Article:
Tool/software:
Hello,
So we are using the MCU PLUS SDK 09.01, tiarmclang LTS 3.2.0. We are utilising the IPC with an additional layer of our own communication-protocol. Currently we are using two cores in one cluster but can also use all 4. Also please note for the following, we are not using SysCfg but we modified the SDK-API in such way that the Drivers won't take an index for an array but can use the Config directly as a pointer-parameter. So the change is small and just is relevant for the open() functions mostly.
So in general we have a lot of possibilities to modify the driver setup. E.g. the clocks for the modules are activated as soon as our written constructor of e.g. the SpiDriver, as well as the correct interrupts are set and so. In general this already works pretty well.
We now have the possibility to switch our software-components from one core to the other but since we did not (for now) implement any special handlers for peripheral access, we are accessing the peripheral from both cores.
So assume the following setup for our example:
2 cores in one cluster (mcu0_0 and mcu0_1), both are accessing the SpiDriver at the same MCSPI-module but different channels.
Our thoughts about preventing concurrent access was to use spinlocks. So every driver gets its own hardcoded spinlock-id. There are some constraints but I will handle them in the PS later.
We lock the spinlock as soon as one driver accesses the Spi-driver in general. be it any open, close, transceive or whatever - a spinlock is locked. Our current use case is to have some LEDs at a shift-register on one SPI-channel and one eeprom (we use our own drivers, not the ones of the SDK) at another SPI-channel.
The interesting thing is, that this seems to work perfectly via a load via CCS. the Spi can be accessed from both cores.

Required work: Can you extract, word for word, the passage of the forum post that opens with the words containing "Our thoughts about" and closes with "at another SPI-channel."? The records below are separate material from the forum post.

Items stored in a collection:
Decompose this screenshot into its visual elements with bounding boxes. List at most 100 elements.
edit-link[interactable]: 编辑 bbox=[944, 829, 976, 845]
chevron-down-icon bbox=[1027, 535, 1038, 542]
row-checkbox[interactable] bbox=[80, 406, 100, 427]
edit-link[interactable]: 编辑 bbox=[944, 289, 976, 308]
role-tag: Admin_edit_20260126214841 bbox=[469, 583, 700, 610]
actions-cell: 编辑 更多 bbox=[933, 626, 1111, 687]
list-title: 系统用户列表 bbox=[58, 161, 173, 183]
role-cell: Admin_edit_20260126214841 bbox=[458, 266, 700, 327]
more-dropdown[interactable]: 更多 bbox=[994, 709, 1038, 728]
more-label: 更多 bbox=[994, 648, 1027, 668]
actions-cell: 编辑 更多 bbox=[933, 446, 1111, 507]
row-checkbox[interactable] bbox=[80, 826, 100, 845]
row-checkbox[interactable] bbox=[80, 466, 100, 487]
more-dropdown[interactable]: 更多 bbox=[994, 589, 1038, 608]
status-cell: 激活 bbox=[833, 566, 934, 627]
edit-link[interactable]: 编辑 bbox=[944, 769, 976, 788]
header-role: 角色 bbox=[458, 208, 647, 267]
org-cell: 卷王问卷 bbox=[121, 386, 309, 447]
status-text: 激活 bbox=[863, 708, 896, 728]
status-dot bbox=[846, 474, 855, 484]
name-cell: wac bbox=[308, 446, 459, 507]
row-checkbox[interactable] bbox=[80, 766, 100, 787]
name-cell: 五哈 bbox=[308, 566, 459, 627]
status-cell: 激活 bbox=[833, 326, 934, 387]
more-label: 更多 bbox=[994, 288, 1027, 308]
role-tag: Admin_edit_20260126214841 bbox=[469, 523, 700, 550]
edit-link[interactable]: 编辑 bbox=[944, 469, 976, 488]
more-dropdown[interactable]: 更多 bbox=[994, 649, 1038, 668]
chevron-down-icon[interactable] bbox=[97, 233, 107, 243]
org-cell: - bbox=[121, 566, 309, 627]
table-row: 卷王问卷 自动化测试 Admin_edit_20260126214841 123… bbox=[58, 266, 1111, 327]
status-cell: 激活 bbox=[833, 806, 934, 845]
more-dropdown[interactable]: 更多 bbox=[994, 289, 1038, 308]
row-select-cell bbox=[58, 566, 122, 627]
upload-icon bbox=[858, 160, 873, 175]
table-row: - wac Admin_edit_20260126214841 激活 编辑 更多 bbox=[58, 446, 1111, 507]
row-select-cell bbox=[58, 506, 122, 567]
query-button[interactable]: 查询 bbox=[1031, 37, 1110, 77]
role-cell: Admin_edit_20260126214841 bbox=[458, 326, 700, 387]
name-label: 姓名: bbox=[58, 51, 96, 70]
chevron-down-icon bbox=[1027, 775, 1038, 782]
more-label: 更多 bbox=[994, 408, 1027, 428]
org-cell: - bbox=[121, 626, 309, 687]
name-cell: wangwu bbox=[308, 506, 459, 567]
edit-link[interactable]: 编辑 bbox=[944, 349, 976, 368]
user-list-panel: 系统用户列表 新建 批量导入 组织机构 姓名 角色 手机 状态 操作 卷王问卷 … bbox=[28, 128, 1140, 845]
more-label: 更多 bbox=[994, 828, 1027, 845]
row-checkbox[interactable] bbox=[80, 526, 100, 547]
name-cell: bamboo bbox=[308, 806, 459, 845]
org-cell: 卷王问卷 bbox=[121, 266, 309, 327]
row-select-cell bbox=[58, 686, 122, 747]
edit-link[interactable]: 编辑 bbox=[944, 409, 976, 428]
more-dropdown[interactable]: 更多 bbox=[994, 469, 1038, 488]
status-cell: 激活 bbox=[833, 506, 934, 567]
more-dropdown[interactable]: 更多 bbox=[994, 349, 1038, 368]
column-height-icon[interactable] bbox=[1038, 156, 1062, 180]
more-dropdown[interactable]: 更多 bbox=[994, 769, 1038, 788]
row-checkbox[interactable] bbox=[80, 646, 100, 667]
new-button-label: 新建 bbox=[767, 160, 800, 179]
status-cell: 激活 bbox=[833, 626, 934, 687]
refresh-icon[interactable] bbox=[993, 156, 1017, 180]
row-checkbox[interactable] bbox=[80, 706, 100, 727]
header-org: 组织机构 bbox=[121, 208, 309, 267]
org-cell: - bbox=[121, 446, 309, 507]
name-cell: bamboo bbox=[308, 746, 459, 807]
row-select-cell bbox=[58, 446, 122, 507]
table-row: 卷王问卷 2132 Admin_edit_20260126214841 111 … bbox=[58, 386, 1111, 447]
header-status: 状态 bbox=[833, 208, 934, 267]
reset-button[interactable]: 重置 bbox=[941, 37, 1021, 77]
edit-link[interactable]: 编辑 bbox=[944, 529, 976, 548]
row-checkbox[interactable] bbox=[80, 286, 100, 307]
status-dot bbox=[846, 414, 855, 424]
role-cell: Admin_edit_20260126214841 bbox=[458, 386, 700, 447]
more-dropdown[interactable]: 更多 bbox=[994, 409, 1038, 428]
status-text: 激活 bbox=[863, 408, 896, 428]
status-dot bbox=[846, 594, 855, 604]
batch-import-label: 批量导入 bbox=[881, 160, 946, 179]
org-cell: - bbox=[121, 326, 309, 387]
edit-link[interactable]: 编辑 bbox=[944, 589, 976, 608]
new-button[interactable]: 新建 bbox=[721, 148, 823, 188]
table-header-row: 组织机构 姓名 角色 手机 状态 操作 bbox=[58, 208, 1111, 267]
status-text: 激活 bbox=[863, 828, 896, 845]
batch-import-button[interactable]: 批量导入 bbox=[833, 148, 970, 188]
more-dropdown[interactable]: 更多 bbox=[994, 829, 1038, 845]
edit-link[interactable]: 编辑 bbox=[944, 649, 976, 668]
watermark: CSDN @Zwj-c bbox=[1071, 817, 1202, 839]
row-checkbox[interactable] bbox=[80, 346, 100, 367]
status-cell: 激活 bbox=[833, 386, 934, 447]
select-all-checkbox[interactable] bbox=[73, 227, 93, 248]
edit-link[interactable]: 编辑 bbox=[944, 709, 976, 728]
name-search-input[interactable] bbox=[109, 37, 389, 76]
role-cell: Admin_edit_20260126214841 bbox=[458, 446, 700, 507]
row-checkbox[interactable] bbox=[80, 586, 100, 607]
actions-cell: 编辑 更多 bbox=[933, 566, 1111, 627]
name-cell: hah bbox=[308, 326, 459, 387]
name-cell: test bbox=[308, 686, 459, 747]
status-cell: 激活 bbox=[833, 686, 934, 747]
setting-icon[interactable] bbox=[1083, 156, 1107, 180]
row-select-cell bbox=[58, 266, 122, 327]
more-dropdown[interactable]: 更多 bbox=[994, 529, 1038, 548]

Written response:
Our thoughts about preventing concurrent access was to use spinlocks. So every driver gets its own hardcoded spinlock-id. There are some constraints but I will handle them in the PS later.
We lock the spinlock as soon as one driver accesses the Spi-driver in general. be it any open, close, transceive or whatever - a spinlock is locked. Our current use case is to have some LEDs at a shift-register on one SPI-channel and one eeprom (we use our own drivers, not the ones of the SDK) at another SPI-channel.